Look through the data below. Collect every line where the word "text" occurs.

---

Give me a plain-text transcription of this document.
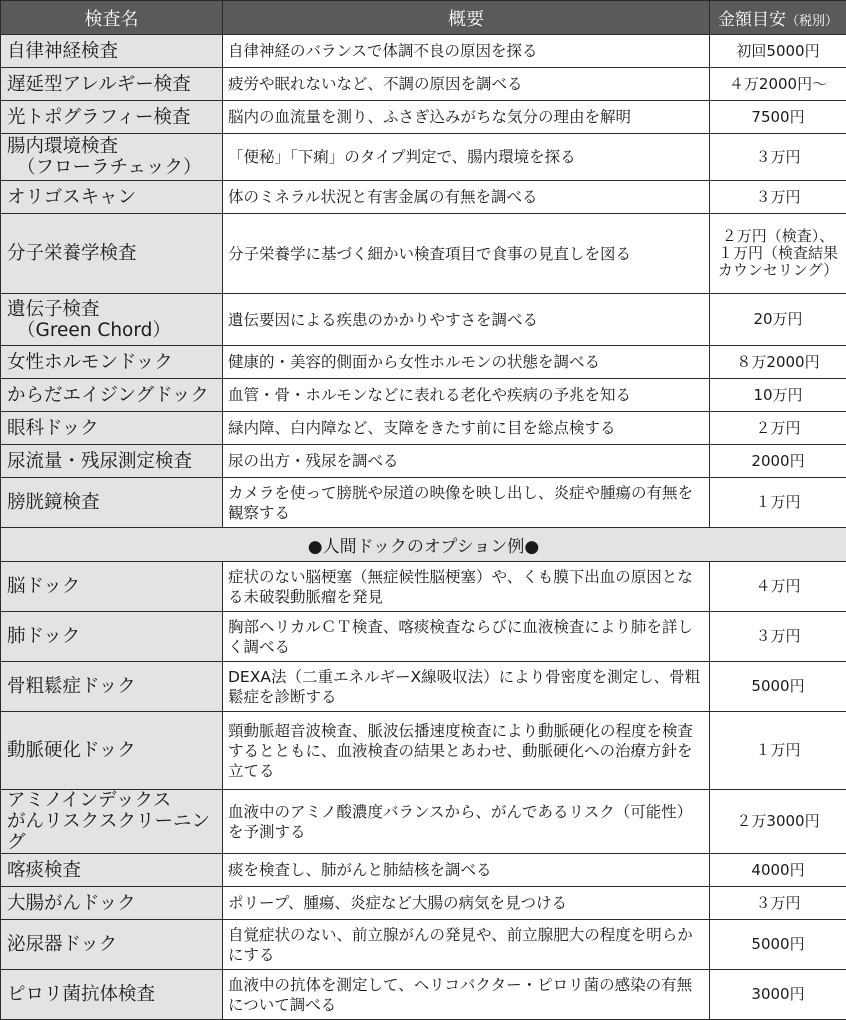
検査名	概要	金額目安（税別）

自律神経検査	自律神経のバランスで体調不良の原因を探る	初回5000円

遅延型アレルギー検査	疲労や眠れないなど、不調の原因を調べる	４万2000円〜

光トポグラフィー検査	脳内の血流量を測り、ふさぎ込みがちな気分の理由を解明	7500円

腸内環境検査
（フローラチェック）	「便秘」「下痢」のタイプ判定で、腸内環境を探る	３万円

オリゴスキャン	体のミネラル状況と有害金属の有無を調べる	３万円

分子栄養学検査	分子栄養学に基づく細かい検査項目で食事の見直しを図る	２万円（検査）、１万円（検査結果カウンセリング）

遺伝子検査
（Green Chord）	遺伝要因による疾患のかかりやすさを調べる	20万円

女性ホルモンドック	健康的・美容的側面から女性ホルモンの状態を調べる	８万2000円

からだエイジングドック	血管・骨・ホルモンなどに表れる老化や疾病の予兆を知る	10万円

眼科ドック	緑内障、白内障など、支障をきたす前に目を総点検する	２万円

尿流量・残尿測定検査	尿の出方・残尿を調べる	2000円

膀胱鏡検査	カメラを使って膀胱や尿道の映像を映し出し、炎症や腫瘍の有無を観察する	１万円
●人間ドックのオプション例●		

脳ドック	症状のない脳梗塞（無症候性脳梗塞）や、くも膜下出血の原因となる未破裂動脈瘤を発見	４万円

肺ドック	胸部ヘリカルＣＴ検査、喀痰検査ならびに血液検査により肺を詳しく調べる	３万円

骨粗鬆症ドック	DEXA法（二重エネルギーX線吸収法）により骨密度を測定し、骨粗鬆症を診断する	5000円

動脈硬化ドック	頸動脈超音波検査、脈波伝播速度検査により動脈硬化の程度を検査するとともに、血液検査の結果とあわせ、動脈硬化への治療方針を立てる	１万円

アミノインデックス
がんリスクスクリーニング	血液中のアミノ酸濃度バランスから、がんであるリスク（可能性）を予測する	２万3000円

喀痰検査	痰を検査し、肺がんと肺結核を調べる	4000円

大腸がんドック	ポリープ、腫瘍、炎症など大腸の病気を見つける	３万円

泌尿器ドック	自覚症状のない、前立腺がんの発見や、前立腺肥大の程度を明らかにする	5000円

ピロリ菌抗体検査	血液中の抗体を測定して、ヘリコバクター・ピロリ菌の感染の有無について調べる	3000円
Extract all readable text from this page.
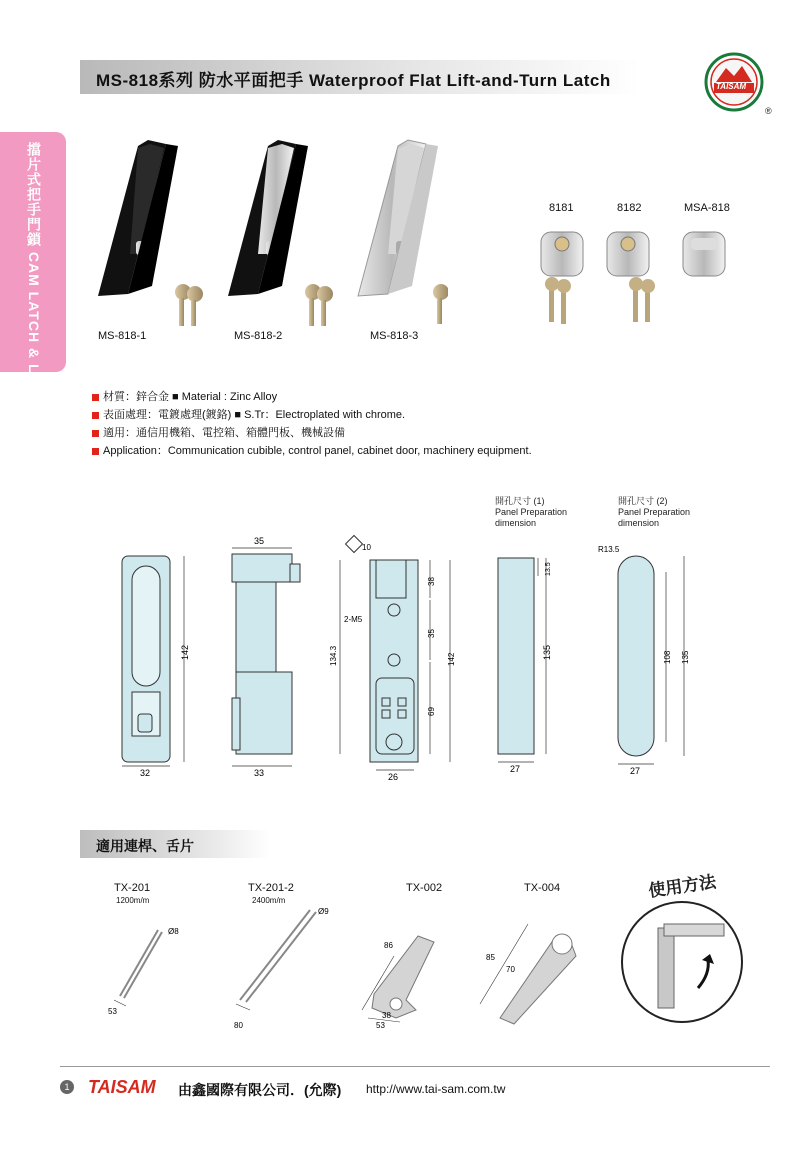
MS-818系列 防水平面把手 Waterproof Flat Lift-and-Turn Latch	TAISAM
®
擋片式把手門鎖 CAM LATCH & LOCK	MS-818-1	MS-818-2	MS-818-3
8181	8182	MSA-818
材質：鋅合金 ■ Material : Zinc Alloy
表面處理：電鍍處理(鍍鉻) ■ S.Tr：Electroplated with chrome.
適用：通信用機箱、電控箱、箱體門板、機械設備
Application：Communication cubible, control panel, cabinet door, machinery equipment.
開孔尺寸 (1)
Panel Preparation
dimension
開孔尺寸 (2)
Panel Preparation
dimension
32
142
35
33
10
2-M5
134.3
38
35
69
142
26
13.5
135
27
R13.5
108 135
27
適用連桿、舌片
TX-201
1200m/m
TX-201-2
2400m/m
TX-002	TX-004
Ø8
53
Ø9
80
86
38
53
85
70
使用方法
1 TAISAM 由鑫國際有限公司．(允際) http://www.tai-sam.com.tw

---

Solution ->
Give me a plain-text transcription of this document.
Extract all readable text from this page.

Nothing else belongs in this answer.